Directions.
Select all lines in the records that include "title".

Data extract.
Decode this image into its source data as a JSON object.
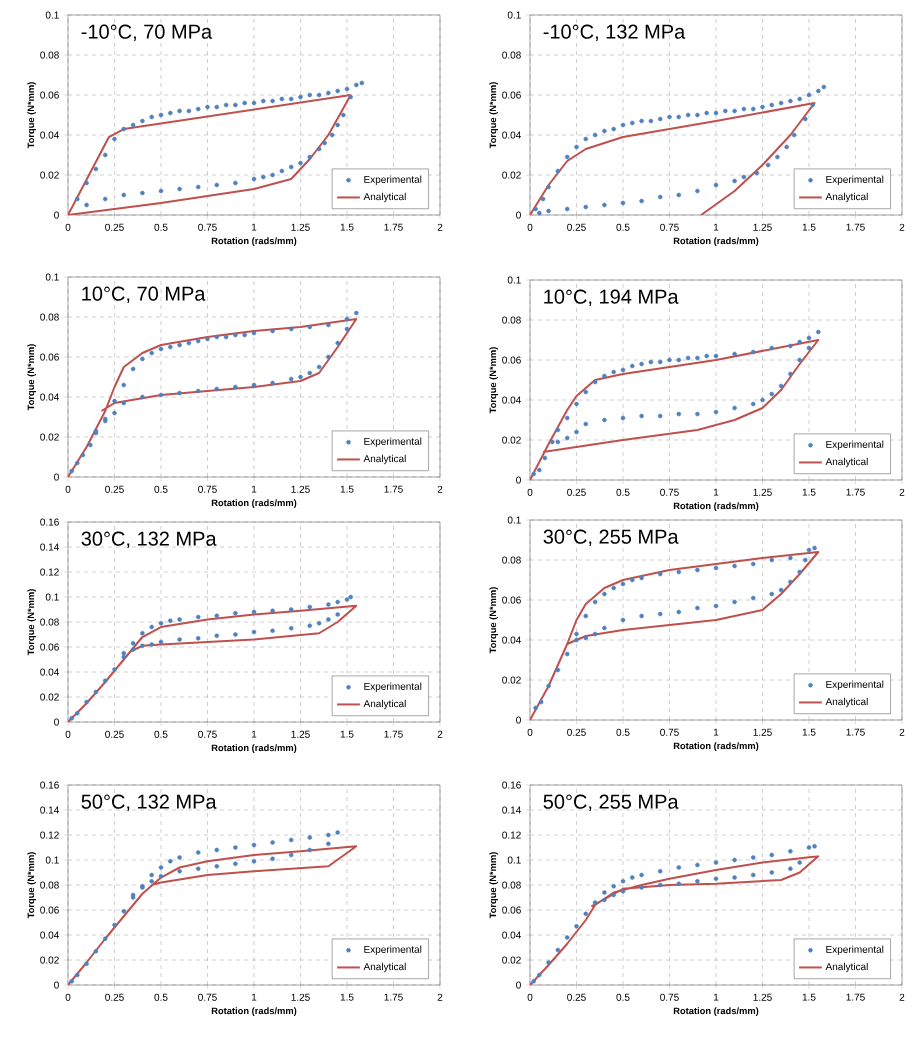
{
  "chart_data": [
    {
      "type": "scatter",
      "title": "-10°C, 70 MPa",
      "xlabel": "Rotation (rads/mm)",
      "ylabel": "Torque (N*mm)",
      "xlim": [
        0,
        2
      ],
      "xticks": [
        0,
        0.25,
        0.5,
        0.75,
        1,
        1.25,
        1.5,
        1.75,
        2
      ],
      "ylim": [
        0,
        0.1
      ],
      "yticks": [
        0,
        0.02,
        0.04,
        0.06,
        0.08,
        0.1
      ],
      "grid": true,
      "legend": "bottom right",
      "series": [
        {
          "name": "Experimental",
          "marker": "circle",
          "color": "#4f81bd",
          "x": [
            0.05,
            0.1,
            0.15,
            0.2,
            0.25,
            0.3,
            0.35,
            0.4,
            0.45,
            0.5,
            0.55,
            0.6,
            0.65,
            0.7,
            0.75,
            0.8,
            0.85,
            0.9,
            0.95,
            1.0,
            1.05,
            1.1,
            1.15,
            1.2,
            1.25,
            1.3,
            1.35,
            1.4,
            1.45,
            1.5,
            1.55,
            1.58,
            1.52,
            1.48,
            1.45,
            1.42,
            1.38,
            1.35,
            1.3,
            1.25,
            1.2,
            1.15,
            1.1,
            1.05,
            1.0,
            0.9,
            0.8,
            0.7,
            0.6,
            0.5,
            0.4,
            0.3,
            0.2,
            0.1
          ],
          "values": [
            0.008,
            0.016,
            0.023,
            0.03,
            0.038,
            0.043,
            0.045,
            0.047,
            0.049,
            0.05,
            0.051,
            0.052,
            0.052,
            0.053,
            0.054,
            0.054,
            0.055,
            0.055,
            0.056,
            0.056,
            0.057,
            0.057,
            0.058,
            0.058,
            0.059,
            0.06,
            0.06,
            0.061,
            0.062,
            0.063,
            0.065,
            0.066,
            0.059,
            0.05,
            0.045,
            0.04,
            0.036,
            0.033,
            0.029,
            0.026,
            0.024,
            0.022,
            0.02,
            0.019,
            0.018,
            0.016,
            0.015,
            0.014,
            0.013,
            0.012,
            0.011,
            0.01,
            0.008,
            0.005
          ]
        },
        {
          "name": "Analytical",
          "type": "line",
          "marker": "none",
          "color": "#c0504d",
          "x": [
            0,
            0.22,
            0.3,
            1.52
          ],
          "values": [
            0,
            0.039,
            0.043,
            0.06
          ]
        },
        {
          "type": "line",
          "marker": "none",
          "color": "#c0504d",
          "x": [
            1.52,
            1.4,
            1.3,
            1.2,
            1.0,
            0.5,
            0
          ],
          "values": [
            0.06,
            0.04,
            0.028,
            0.018,
            0.013,
            0.006,
            0
          ]
        }
      ]
    },
    {
      "type": "scatter",
      "title": "-10°C, 132 MPa",
      "xlabel": "Rotation (rads/mm)",
      "ylabel": "Torque (N*mm)",
      "xlim": [
        0,
        2
      ],
      "xticks": [
        0,
        0.25,
        0.5,
        0.75,
        1,
        1.25,
        1.5,
        1.75,
        2
      ],
      "ylim": [
        0,
        0.1
      ],
      "yticks": [
        0,
        0.02,
        0.04,
        0.06,
        0.08,
        0.1
      ],
      "grid": true,
      "legend": "bottom right",
      "series": [
        {
          "name": "Experimental",
          "marker": "circle",
          "color": "#4f81bd",
          "x": [
            0.03,
            0.07,
            0.1,
            0.15,
            0.2,
            0.25,
            0.3,
            0.35,
            0.4,
            0.45,
            0.5,
            0.55,
            0.6,
            0.65,
            0.7,
            0.75,
            0.8,
            0.85,
            0.9,
            0.95,
            1.0,
            1.05,
            1.1,
            1.15,
            1.2,
            1.25,
            1.3,
            1.35,
            1.4,
            1.45,
            1.5,
            1.55,
            1.58,
            1.52,
            1.48,
            1.42,
            1.38,
            1.33,
            1.28,
            1.22,
            1.15,
            1.1,
            1.0,
            0.9,
            0.8,
            0.7,
            0.6,
            0.5,
            0.4,
            0.3,
            0.2,
            0.1,
            0.05
          ],
          "values": [
            0.003,
            0.008,
            0.014,
            0.022,
            0.029,
            0.034,
            0.038,
            0.04,
            0.042,
            0.043,
            0.045,
            0.046,
            0.047,
            0.047,
            0.048,
            0.049,
            0.049,
            0.05,
            0.05,
            0.051,
            0.051,
            0.052,
            0.052,
            0.053,
            0.053,
            0.054,
            0.055,
            0.056,
            0.057,
            0.058,
            0.06,
            0.062,
            0.064,
            0.055,
            0.048,
            0.04,
            0.034,
            0.029,
            0.025,
            0.021,
            0.019,
            0.017,
            0.015,
            0.012,
            0.01,
            0.009,
            0.007,
            0.006,
            0.005,
            0.004,
            0.003,
            0.002,
            0.001
          ]
        },
        {
          "name": "Analytical",
          "type": "line",
          "marker": "none",
          "color": "#c0504d",
          "x": [
            0,
            0.1,
            0.2,
            0.3,
            0.5,
            1.0,
            1.53,
            1.4,
            1.25,
            1.1,
            0.95,
            0.92
          ],
          "values": [
            0,
            0.015,
            0.027,
            0.033,
            0.039,
            0.047,
            0.056,
            0.04,
            0.025,
            0.012,
            0.002,
            0
          ]
        }
      ]
    },
    {
      "type": "scatter",
      "title": "10°C, 70 MPa",
      "xlabel": "Rotation (rads/mm)",
      "ylabel": "Torque (N*mm)",
      "xlim": [
        0,
        2
      ],
      "xticks": [
        0,
        0.25,
        0.5,
        0.75,
        1,
        1.25,
        1.5,
        1.75,
        2
      ],
      "ylim": [
        0,
        0.1
      ],
      "yticks": [
        0,
        0.02,
        0.04,
        0.06,
        0.08,
        0.1
      ],
      "grid": true,
      "legend": "bottom right",
      "series": [
        {
          "name": "Experimental",
          "marker": "circle",
          "color": "#4f81bd",
          "x": [
            0.02,
            0.05,
            0.08,
            0.12,
            0.15,
            0.2,
            0.25,
            0.3,
            0.35,
            0.4,
            0.45,
            0.5,
            0.55,
            0.6,
            0.65,
            0.7,
            0.75,
            0.8,
            0.85,
            0.9,
            0.95,
            1.0,
            1.1,
            1.2,
            1.3,
            1.4,
            1.5,
            1.55,
            1.5,
            1.45,
            1.4,
            1.35,
            1.3,
            1.25,
            1.2,
            1.1,
            1.0,
            0.9,
            0.8,
            0.7,
            0.6,
            0.5,
            0.4,
            0.3,
            0.25,
            0.2,
            0.15
          ],
          "values": [
            0.003,
            0.007,
            0.011,
            0.016,
            0.022,
            0.029,
            0.038,
            0.046,
            0.054,
            0.059,
            0.062,
            0.064,
            0.065,
            0.066,
            0.067,
            0.068,
            0.069,
            0.07,
            0.07,
            0.071,
            0.071,
            0.072,
            0.073,
            0.074,
            0.075,
            0.076,
            0.079,
            0.082,
            0.074,
            0.067,
            0.06,
            0.055,
            0.052,
            0.05,
            0.049,
            0.047,
            0.046,
            0.045,
            0.044,
            0.043,
            0.042,
            0.041,
            0.04,
            0.037,
            0.032,
            0.028,
            0.023
          ]
        },
        {
          "name": "Analytical",
          "type": "line",
          "marker": "none",
          "color": "#c0504d",
          "x": [
            0,
            0.1,
            0.2,
            0.25,
            0.3,
            0.4,
            0.5,
            0.75,
            1.0,
            1.25,
            1.55,
            1.45,
            1.35,
            1.25,
            1.0,
            0.5,
            0.25,
            0.18
          ],
          "values": [
            0,
            0.015,
            0.033,
            0.045,
            0.055,
            0.062,
            0.066,
            0.07,
            0.073,
            0.075,
            0.079,
            0.065,
            0.052,
            0.048,
            0.045,
            0.041,
            0.037,
            0.033
          ]
        }
      ]
    },
    {
      "type": "scatter",
      "title": "10°C, 194 MPa",
      "xlabel": "Rotation (rads/mm)",
      "ylabel": "Torque (N*mm)",
      "xlim": [
        0,
        2
      ],
      "xticks": [
        0,
        0.25,
        0.5,
        0.75,
        1,
        1.25,
        1.5,
        1.75,
        2
      ],
      "ylim": [
        0,
        0.1
      ],
      "yticks": [
        0,
        0.02,
        0.04,
        0.06,
        0.08,
        0.1
      ],
      "grid": true,
      "legend": "bottom right",
      "series": [
        {
          "name": "Experimental",
          "marker": "circle",
          "color": "#4f81bd",
          "x": [
            0.02,
            0.05,
            0.08,
            0.12,
            0.15,
            0.2,
            0.25,
            0.3,
            0.35,
            0.4,
            0.45,
            0.5,
            0.55,
            0.6,
            0.65,
            0.7,
            0.75,
            0.8,
            0.85,
            0.9,
            0.95,
            1.0,
            1.1,
            1.2,
            1.3,
            1.4,
            1.45,
            1.5,
            1.55,
            1.5,
            1.45,
            1.4,
            1.35,
            1.3,
            1.25,
            1.2,
            1.1,
            1.0,
            0.9,
            0.8,
            0.7,
            0.6,
            0.5,
            0.4,
            0.3,
            0.25,
            0.2,
            0.15
          ],
          "values": [
            0.003,
            0.005,
            0.011,
            0.019,
            0.025,
            0.031,
            0.038,
            0.044,
            0.049,
            0.052,
            0.054,
            0.055,
            0.057,
            0.058,
            0.059,
            0.059,
            0.06,
            0.06,
            0.061,
            0.061,
            0.062,
            0.062,
            0.063,
            0.064,
            0.066,
            0.067,
            0.069,
            0.071,
            0.074,
            0.066,
            0.06,
            0.053,
            0.047,
            0.043,
            0.04,
            0.038,
            0.036,
            0.034,
            0.033,
            0.033,
            0.032,
            0.032,
            0.031,
            0.03,
            0.028,
            0.024,
            0.021,
            0.019
          ]
        },
        {
          "name": "Analytical",
          "type": "line",
          "marker": "none",
          "color": "#c0504d",
          "x": [
            0,
            0.1,
            0.2,
            0.25,
            0.35,
            0.5,
            1.0,
            1.55,
            1.45,
            1.35,
            1.25,
            1.1,
            0.9,
            0.5,
            0.07
          ],
          "values": [
            0,
            0.018,
            0.035,
            0.042,
            0.05,
            0.053,
            0.06,
            0.07,
            0.058,
            0.045,
            0.036,
            0.03,
            0.025,
            0.02,
            0.014
          ]
        }
      ]
    },
    {
      "type": "scatter",
      "title": "30°C, 132 MPa",
      "xlabel": "Rotation (rads/mm)",
      "ylabel": "Torque (N*mm)",
      "xlim": [
        0,
        2
      ],
      "xticks": [
        0,
        0.25,
        0.5,
        0.75,
        1,
        1.25,
        1.5,
        1.75,
        2
      ],
      "ylim": [
        0,
        0.16
      ],
      "yticks": [
        0,
        0.02,
        0.04,
        0.06,
        0.08,
        0.1,
        0.12,
        0.14,
        0.16
      ],
      "grid": true,
      "legend": "bottom right",
      "series": [
        {
          "name": "Experimental",
          "marker": "circle",
          "color": "#4f81bd",
          "x": [
            0.02,
            0.05,
            0.1,
            0.15,
            0.2,
            0.25,
            0.3,
            0.35,
            0.4,
            0.45,
            0.5,
            0.55,
            0.6,
            0.7,
            0.8,
            0.9,
            1.0,
            1.1,
            1.2,
            1.3,
            1.4,
            1.45,
            1.5,
            1.52,
            1.45,
            1.4,
            1.35,
            1.3,
            1.2,
            1.1,
            1.0,
            0.9,
            0.8,
            0.7,
            0.6,
            0.5,
            0.45,
            0.4,
            0.35,
            0.3
          ],
          "values": [
            0.003,
            0.007,
            0.016,
            0.024,
            0.033,
            0.042,
            0.052,
            0.063,
            0.071,
            0.076,
            0.079,
            0.081,
            0.082,
            0.084,
            0.085,
            0.087,
            0.088,
            0.089,
            0.09,
            0.092,
            0.094,
            0.096,
            0.098,
            0.1,
            0.086,
            0.082,
            0.079,
            0.077,
            0.075,
            0.073,
            0.072,
            0.07,
            0.069,
            0.067,
            0.066,
            0.064,
            0.062,
            0.061,
            0.058,
            0.055
          ]
        },
        {
          "name": "Analytical",
          "type": "line",
          "marker": "none",
          "color": "#c0504d",
          "x": [
            0,
            0.1,
            0.2,
            0.3,
            0.4,
            0.5,
            0.75,
            1.0,
            1.25,
            1.55,
            1.45,
            1.35,
            1.0,
            0.5,
            0.4,
            0.33
          ],
          "values": [
            0,
            0.015,
            0.032,
            0.05,
            0.068,
            0.076,
            0.082,
            0.086,
            0.089,
            0.093,
            0.08,
            0.071,
            0.066,
            0.062,
            0.061,
            0.056
          ]
        }
      ]
    },
    {
      "type": "scatter",
      "title": "30°C, 255 MPa",
      "xlabel": "Rotation (rads/mm)",
      "ylabel": "Torque (N*mm)",
      "xlim": [
        0,
        2
      ],
      "xticks": [
        0,
        0.25,
        0.5,
        0.75,
        1,
        1.25,
        1.5,
        1.75,
        2
      ],
      "ylim": [
        0,
        0.1
      ],
      "yticks": [
        0,
        0.02,
        0.04,
        0.06,
        0.08,
        0.1
      ],
      "grid": true,
      "legend": "bottom right",
      "series": [
        {
          "name": "Experimental",
          "marker": "circle",
          "color": "#4f81bd",
          "x": [
            0.03,
            0.06,
            0.1,
            0.15,
            0.2,
            0.25,
            0.3,
            0.35,
            0.4,
            0.45,
            0.5,
            0.55,
            0.6,
            0.7,
            0.8,
            0.9,
            1.0,
            1.1,
            1.2,
            1.3,
            1.4,
            1.5,
            1.53,
            1.48,
            1.45,
            1.4,
            1.35,
            1.3,
            1.2,
            1.1,
            1.0,
            0.9,
            0.8,
            0.7,
            0.6,
            0.5,
            0.4,
            0.35,
            0.3,
            0.25
          ],
          "values": [
            0.006,
            0.009,
            0.017,
            0.025,
            0.033,
            0.043,
            0.052,
            0.059,
            0.063,
            0.066,
            0.068,
            0.07,
            0.071,
            0.073,
            0.074,
            0.075,
            0.076,
            0.077,
            0.078,
            0.08,
            0.081,
            0.085,
            0.086,
            0.08,
            0.074,
            0.069,
            0.065,
            0.063,
            0.061,
            0.059,
            0.057,
            0.056,
            0.054,
            0.053,
            0.052,
            0.05,
            0.046,
            0.043,
            0.041,
            0.04
          ]
        },
        {
          "name": "Analytical",
          "type": "line",
          "marker": "none",
          "color": "#c0504d",
          "x": [
            0,
            0.1,
            0.2,
            0.25,
            0.3,
            0.4,
            0.5,
            0.75,
            1.0,
            1.25,
            1.55,
            1.45,
            1.35,
            1.25,
            1.0,
            0.5,
            0.3,
            0.2
          ],
          "values": [
            0,
            0.017,
            0.038,
            0.05,
            0.058,
            0.066,
            0.07,
            0.075,
            0.078,
            0.081,
            0.084,
            0.073,
            0.063,
            0.055,
            0.05,
            0.045,
            0.042,
            0.038
          ]
        }
      ]
    },
    {
      "type": "scatter",
      "title": "50°C, 132 MPa",
      "xlabel": "Rotation (rads/mm)",
      "ylabel": "Torque (N*mm)",
      "xlim": [
        0,
        2
      ],
      "xticks": [
        0,
        0.25,
        0.5,
        0.75,
        1,
        1.25,
        1.5,
        1.75,
        2
      ],
      "ylim": [
        0,
        0.16
      ],
      "yticks": [
        0,
        0.02,
        0.04,
        0.06,
        0.08,
        0.1,
        0.12,
        0.14,
        0.16
      ],
      "grid": true,
      "legend": "bottom right",
      "series": [
        {
          "name": "Experimental",
          "marker": "circle",
          "color": "#4f81bd",
          "x": [
            0.02,
            0.05,
            0.1,
            0.15,
            0.2,
            0.25,
            0.3,
            0.35,
            0.4,
            0.45,
            0.5,
            0.55,
            0.6,
            0.7,
            0.8,
            0.9,
            1.0,
            1.1,
            1.2,
            1.3,
            1.4,
            1.45,
            1.4,
            1.3,
            1.2,
            1.1,
            1.0,
            0.9,
            0.8,
            0.7,
            0.6,
            0.5,
            0.45,
            0.4,
            0.35
          ],
          "values": [
            0.003,
            0.008,
            0.017,
            0.027,
            0.037,
            0.048,
            0.059,
            0.07,
            0.079,
            0.088,
            0.094,
            0.099,
            0.102,
            0.106,
            0.108,
            0.11,
            0.112,
            0.114,
            0.116,
            0.118,
            0.12,
            0.122,
            0.113,
            0.108,
            0.104,
            0.101,
            0.099,
            0.097,
            0.095,
            0.093,
            0.091,
            0.087,
            0.083,
            0.078,
            0.072
          ]
        },
        {
          "name": "Analytical",
          "type": "line",
          "marker": "none",
          "color": "#c0504d",
          "x": [
            0,
            0.1,
            0.2,
            0.3,
            0.4,
            0.5,
            0.6,
            0.75,
            1.0,
            1.25,
            1.55,
            1.4,
            1.0,
            0.75,
            0.5,
            0.45
          ],
          "values": [
            0,
            0.018,
            0.037,
            0.055,
            0.073,
            0.086,
            0.094,
            0.099,
            0.104,
            0.107,
            0.111,
            0.095,
            0.091,
            0.088,
            0.082,
            0.08
          ]
        }
      ]
    },
    {
      "type": "scatter",
      "title": "50°C, 255 MPa",
      "xlabel": "Rotation (rads/mm)",
      "ylabel": "Torque (N*mm)",
      "xlim": [
        0,
        2
      ],
      "xticks": [
        0,
        0.25,
        0.5,
        0.75,
        1,
        1.25,
        1.5,
        1.75,
        2
      ],
      "ylim": [
        0,
        0.16
      ],
      "yticks": [
        0,
        0.02,
        0.04,
        0.06,
        0.08,
        0.1,
        0.12,
        0.14,
        0.16
      ],
      "grid": true,
      "legend": "bottom right",
      "series": [
        {
          "name": "Experimental",
          "marker": "circle",
          "color": "#4f81bd",
          "x": [
            0.02,
            0.05,
            0.1,
            0.15,
            0.2,
            0.25,
            0.3,
            0.35,
            0.4,
            0.45,
            0.5,
            0.55,
            0.6,
            0.7,
            0.8,
            0.9,
            1.0,
            1.1,
            1.2,
            1.3,
            1.4,
            1.5,
            1.53,
            1.45,
            1.4,
            1.3,
            1.2,
            1.1,
            1.0,
            0.9,
            0.8,
            0.7,
            0.6,
            0.5,
            0.45,
            0.4
          ],
          "values": [
            0.003,
            0.008,
            0.018,
            0.028,
            0.038,
            0.047,
            0.057,
            0.066,
            0.074,
            0.079,
            0.083,
            0.086,
            0.088,
            0.091,
            0.094,
            0.096,
            0.098,
            0.1,
            0.102,
            0.104,
            0.107,
            0.11,
            0.111,
            0.098,
            0.093,
            0.09,
            0.088,
            0.086,
            0.085,
            0.083,
            0.081,
            0.08,
            0.078,
            0.075,
            0.072,
            0.068
          ]
        },
        {
          "name": "Analytical",
          "type": "line",
          "marker": "none",
          "color": "#c0504d",
          "x": [
            0,
            0.1,
            0.2,
            0.3,
            0.35,
            0.45,
            0.6,
            0.75,
            1.0,
            1.25,
            1.55,
            1.45,
            1.35,
            1.0,
            0.75,
            0.5,
            0.33
          ],
          "values": [
            0,
            0.016,
            0.033,
            0.052,
            0.064,
            0.074,
            0.08,
            0.085,
            0.092,
            0.098,
            0.103,
            0.09,
            0.084,
            0.081,
            0.08,
            0.077,
            0.063
          ]
        }
      ]
    }
  ]
}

Output for this exercise.
      "title": "-10°C, 70 MPa",
      "title": "-10°C, 132 MPa",
      "title": "10°C, 70 MPa",
      "title": "10°C, 194 MPa",
      "title": "30°C, 132 MPa",
      "title": "30°C, 255 MPa",
      "title": "50°C, 132 MPa",
      "title": "50°C, 255 MPa",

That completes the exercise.